Pictures aside, quote the whole listing exactly.

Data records
* start *
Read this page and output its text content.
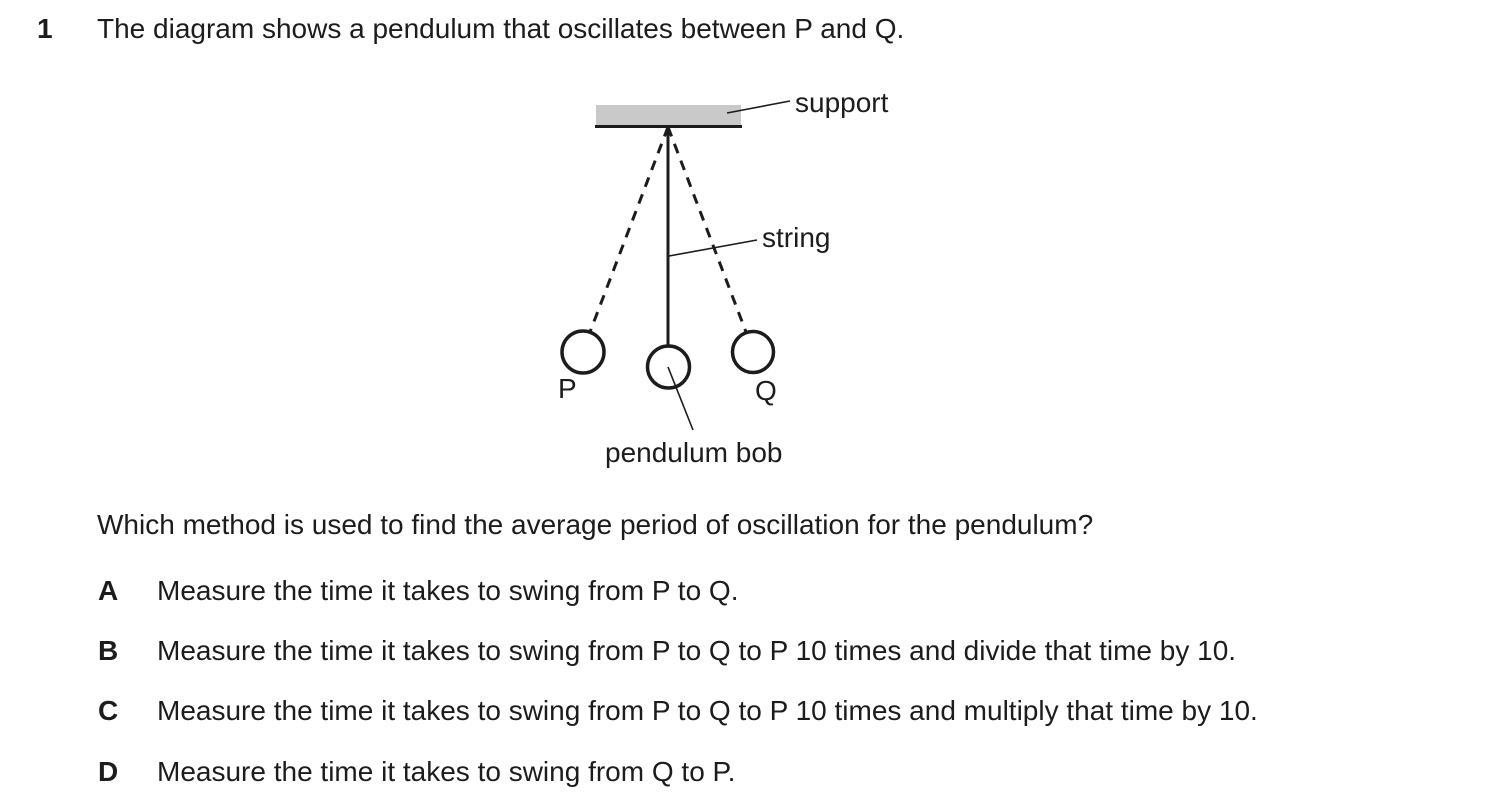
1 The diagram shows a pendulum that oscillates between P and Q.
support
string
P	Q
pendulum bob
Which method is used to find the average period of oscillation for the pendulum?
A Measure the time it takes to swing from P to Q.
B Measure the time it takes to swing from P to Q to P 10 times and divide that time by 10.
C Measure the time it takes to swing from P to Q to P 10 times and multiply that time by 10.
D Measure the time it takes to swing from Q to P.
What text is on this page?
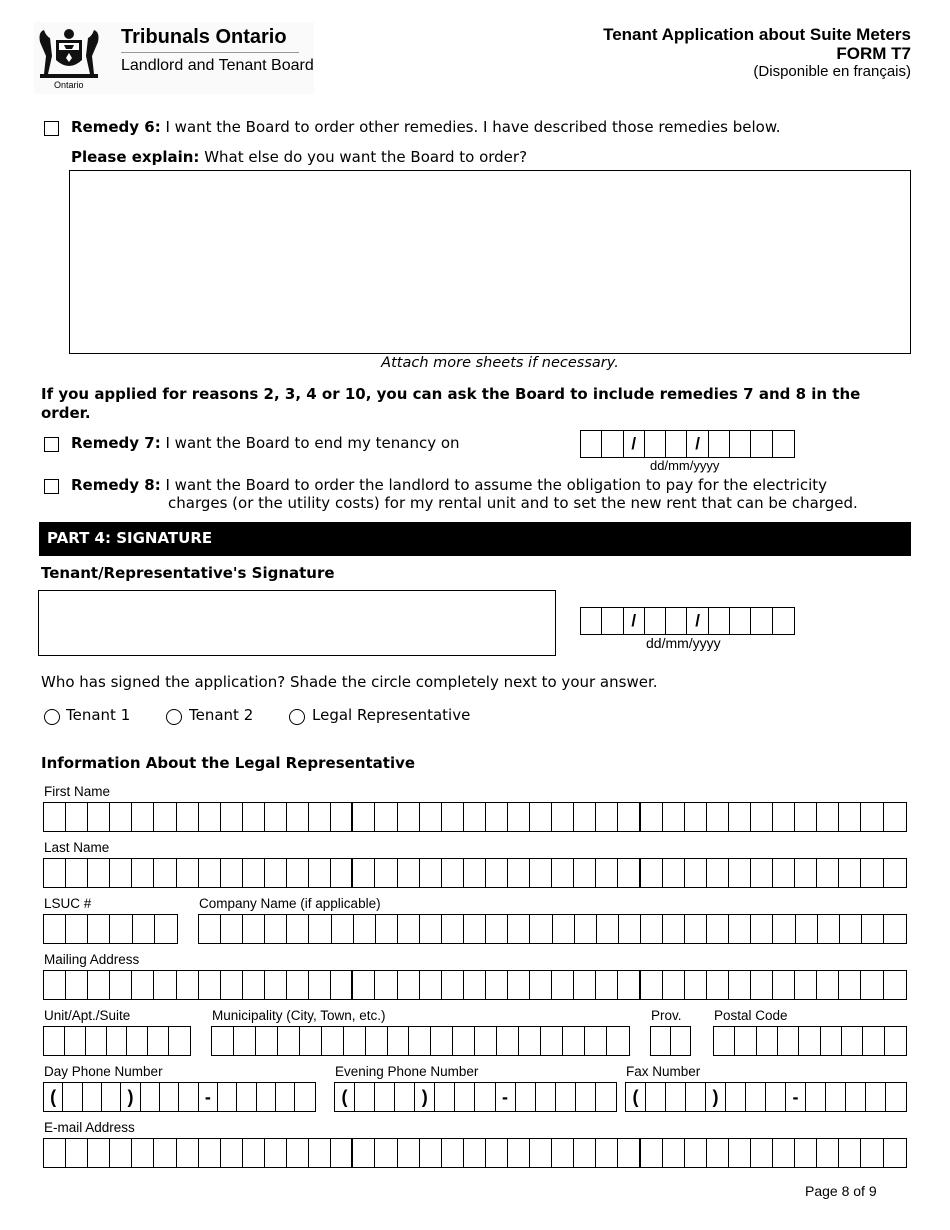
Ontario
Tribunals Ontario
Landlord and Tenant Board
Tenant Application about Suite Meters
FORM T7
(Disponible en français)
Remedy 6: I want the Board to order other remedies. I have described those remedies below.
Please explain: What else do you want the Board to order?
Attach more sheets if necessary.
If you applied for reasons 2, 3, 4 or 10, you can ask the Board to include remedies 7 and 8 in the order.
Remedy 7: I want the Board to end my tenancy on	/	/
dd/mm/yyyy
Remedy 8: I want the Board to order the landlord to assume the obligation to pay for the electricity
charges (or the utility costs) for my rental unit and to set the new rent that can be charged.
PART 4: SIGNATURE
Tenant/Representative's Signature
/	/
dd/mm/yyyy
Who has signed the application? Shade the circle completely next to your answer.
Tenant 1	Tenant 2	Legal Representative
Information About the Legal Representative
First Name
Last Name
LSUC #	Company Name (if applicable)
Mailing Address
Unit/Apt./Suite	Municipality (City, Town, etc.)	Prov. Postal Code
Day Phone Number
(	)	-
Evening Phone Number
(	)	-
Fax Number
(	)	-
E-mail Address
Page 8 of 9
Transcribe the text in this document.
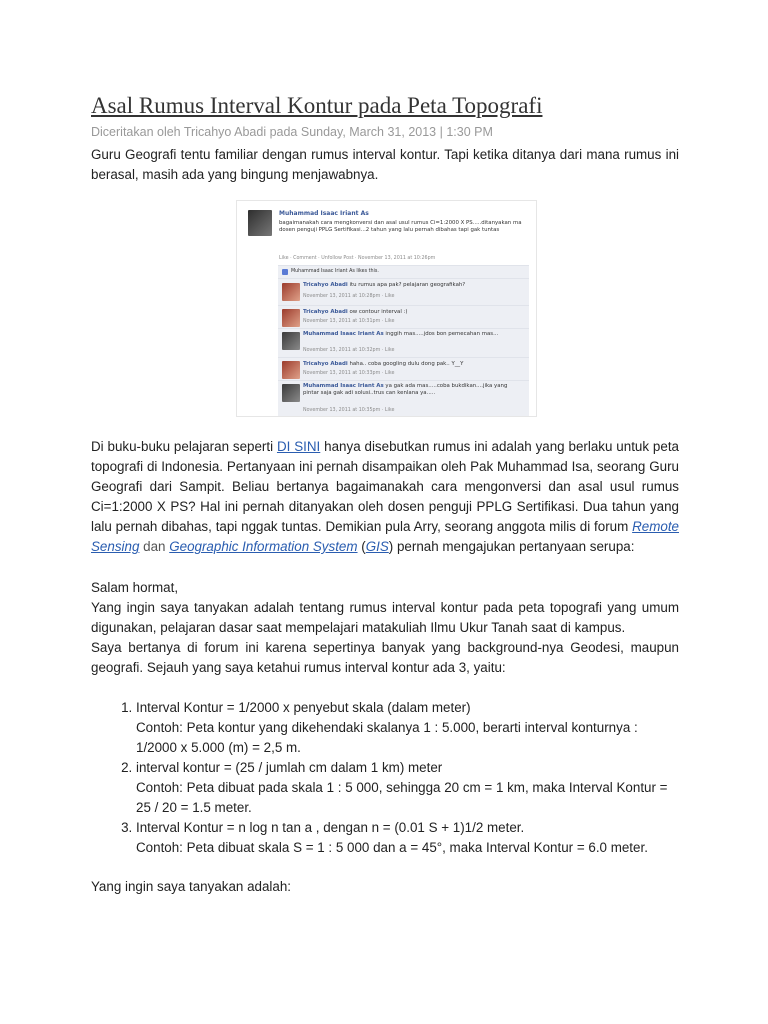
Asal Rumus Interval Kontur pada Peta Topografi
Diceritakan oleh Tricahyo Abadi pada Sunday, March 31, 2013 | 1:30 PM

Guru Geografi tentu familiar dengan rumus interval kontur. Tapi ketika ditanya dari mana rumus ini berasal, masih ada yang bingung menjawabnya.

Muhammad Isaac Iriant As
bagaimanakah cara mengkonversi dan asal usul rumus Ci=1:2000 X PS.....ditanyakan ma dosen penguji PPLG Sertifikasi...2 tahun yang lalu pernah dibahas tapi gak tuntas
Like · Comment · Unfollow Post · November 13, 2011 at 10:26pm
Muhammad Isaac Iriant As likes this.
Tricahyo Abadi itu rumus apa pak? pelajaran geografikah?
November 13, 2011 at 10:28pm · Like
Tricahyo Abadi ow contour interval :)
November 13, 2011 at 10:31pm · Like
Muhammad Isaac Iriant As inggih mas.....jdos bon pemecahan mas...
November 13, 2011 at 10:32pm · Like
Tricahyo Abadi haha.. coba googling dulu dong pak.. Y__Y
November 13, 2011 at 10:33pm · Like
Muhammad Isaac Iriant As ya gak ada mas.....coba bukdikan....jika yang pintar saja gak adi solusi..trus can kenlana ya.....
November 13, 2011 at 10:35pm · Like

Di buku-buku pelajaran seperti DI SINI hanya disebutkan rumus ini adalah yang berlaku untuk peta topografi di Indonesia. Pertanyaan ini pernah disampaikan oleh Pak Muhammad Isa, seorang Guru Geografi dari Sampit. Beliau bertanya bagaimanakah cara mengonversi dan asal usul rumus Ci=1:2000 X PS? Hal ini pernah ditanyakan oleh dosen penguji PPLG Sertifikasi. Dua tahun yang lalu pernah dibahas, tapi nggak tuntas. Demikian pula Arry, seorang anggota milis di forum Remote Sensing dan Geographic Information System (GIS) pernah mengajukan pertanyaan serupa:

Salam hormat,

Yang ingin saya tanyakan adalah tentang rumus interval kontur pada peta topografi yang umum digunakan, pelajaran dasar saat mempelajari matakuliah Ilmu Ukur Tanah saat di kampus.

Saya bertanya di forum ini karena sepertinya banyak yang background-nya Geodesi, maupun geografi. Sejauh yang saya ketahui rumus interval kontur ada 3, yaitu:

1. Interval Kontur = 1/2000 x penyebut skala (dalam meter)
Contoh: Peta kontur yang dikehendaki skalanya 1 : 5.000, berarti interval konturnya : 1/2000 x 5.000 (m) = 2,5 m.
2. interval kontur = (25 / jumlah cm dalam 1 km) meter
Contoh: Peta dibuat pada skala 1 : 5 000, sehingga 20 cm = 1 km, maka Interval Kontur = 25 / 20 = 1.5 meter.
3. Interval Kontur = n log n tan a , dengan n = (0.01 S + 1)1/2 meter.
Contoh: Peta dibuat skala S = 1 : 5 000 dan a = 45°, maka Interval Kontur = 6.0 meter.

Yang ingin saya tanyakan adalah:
* end *
# Solution to this task
Read this page and output its text content.
1 The diagram shows a pendulum that oscillates between P and Q.
support
string
P	Q
pendulum bob
Which method is used to find the average period of oscillation for the pendulum?
A Measure the time it takes to swing from P to Q.
B Measure the time it takes to swing from P to Q to P 10 times and divide that time by 10.
C Measure the time it takes to swing from P to Q to P 10 times and multiply that time by 10.
D Measure the time it takes to swing from Q to P.
What text is on this page?
Ontario
Tribunals Ontario
Landlord and Tenant Board
Tenant Application about Suite Meters
FORM T7
(Disponible en français)
Remedy 6: I want the Board to order other remedies. I have described those remedies below.
Please explain: What else do you want the Board to order?
Attach more sheets if necessary.
If you applied for reasons 2, 3, 4 or 10, you can ask the Board to include remedies 7 and 8 in the order.
Remedy 7: I want the Board to end my tenancy on	/	/
dd/mm/yyyy
Remedy 8: I want the Board to order the landlord to assume the obligation to pay for the electricity
charges (or the utility costs) for my rental unit and to set the new rent that can be charged.
PART 4: SIGNATURE
Tenant/Representative's Signature
/	/
dd/mm/yyyy
Who has signed the application? Shade the circle completely next to your answer.
Tenant 1	Tenant 2	Legal Representative
Information About the Legal Representative
First Name
Last Name
LSUC #	Company Name (if applicable)
Mailing Address
Unit/Apt./Suite	Municipality (City, Town, etc.)	Prov. Postal Code
Day Phone Number
(	)	-
Evening Phone Number
(	)	-
Fax Number
(	)	-
E-mail Address
Page 8 of 9
Transcribe the text in this document.
Asal Rumus Interval Kontur pada Peta Topografi
Diceritakan oleh Tricahyo Abadi pada Sunday, March 31, 2013 | 1:30 PM

Guru Geografi tentu familiar dengan rumus interval kontur. Tapi ketika ditanya dari mana rumus ini berasal, masih ada yang bingung menjawabnya.

Muhammad Isaac Iriant As
bagaimanakah cara mengkonversi dan asal usul rumus Ci=1:2000 X PS.....ditanyakan ma dosen penguji PPLG Sertifikasi...2 tahun yang lalu pernah dibahas tapi gak tuntas
Like · Comment · Unfollow Post · November 13, 2011 at 10:26pm
Muhammad Isaac Iriant As likes this.
Tricahyo Abadi itu rumus apa pak? pelajaran geografikah?
November 13, 2011 at 10:28pm · Like
Tricahyo Abadi ow contour interval :)
November 13, 2011 at 10:31pm · Like
Muhammad Isaac Iriant As inggih mas.....jdos bon pemecahan mas...
November 13, 2011 at 10:32pm · Like
Tricahyo Abadi haha.. coba googling dulu dong pak.. Y__Y
November 13, 2011 at 10:33pm · Like
Muhammad Isaac Iriant As ya gak ada mas.....coba bukdikan....jika yang pintar saja gak adi solusi..trus can kenlana ya.....
November 13, 2011 at 10:35pm · Like

Di buku-buku pelajaran seperti DI SINI hanya disebutkan rumus ini adalah yang berlaku untuk peta topografi di Indonesia. Pertanyaan ini pernah disampaikan oleh Pak Muhammad Isa, seorang Guru Geografi dari Sampit. Beliau bertanya bagaimanakah cara mengonversi dan asal usul rumus Ci=1:2000 X PS? Hal ini pernah ditanyakan oleh dosen penguji PPLG Sertifikasi. Dua tahun yang lalu pernah dibahas, tapi nggak tuntas. Demikian pula Arry, seorang anggota milis di forum Remote Sensing dan Geographic Information System (GIS) pernah mengajukan pertanyaan serupa:

Salam hormat,

Yang ingin saya tanyakan adalah tentang rumus interval kontur pada peta topografi yang umum digunakan, pelajaran dasar saat mempelajari matakuliah Ilmu Ukur Tanah saat di kampus.

Saya bertanya di forum ini karena sepertinya banyak yang background-nya Geodesi, maupun geografi. Sejauh yang saya ketahui rumus interval kontur ada 3, yaitu:

1. Interval Kontur = 1/2000 x penyebut skala (dalam meter)
Contoh: Peta kontur yang dikehendaki skalanya 1 : 5.000, berarti interval konturnya : 1/2000 x 5.000 (m) = 2,5 m.
2. interval kontur = (25 / jumlah cm dalam 1 km) meter
Contoh: Peta dibuat pada skala 1 : 5 000, sehingga 20 cm = 1 km, maka Interval Kontur = 25 / 20 = 1.5 meter.
3. Interval Kontur = n log n tan a , dengan n = (0.01 S + 1)1/2 meter.
Contoh: Peta dibuat skala S = 1 : 5 000 dan a = 45°, maka Interval Kontur = 6.0 meter.

Yang ingin saya tanyakan adalah:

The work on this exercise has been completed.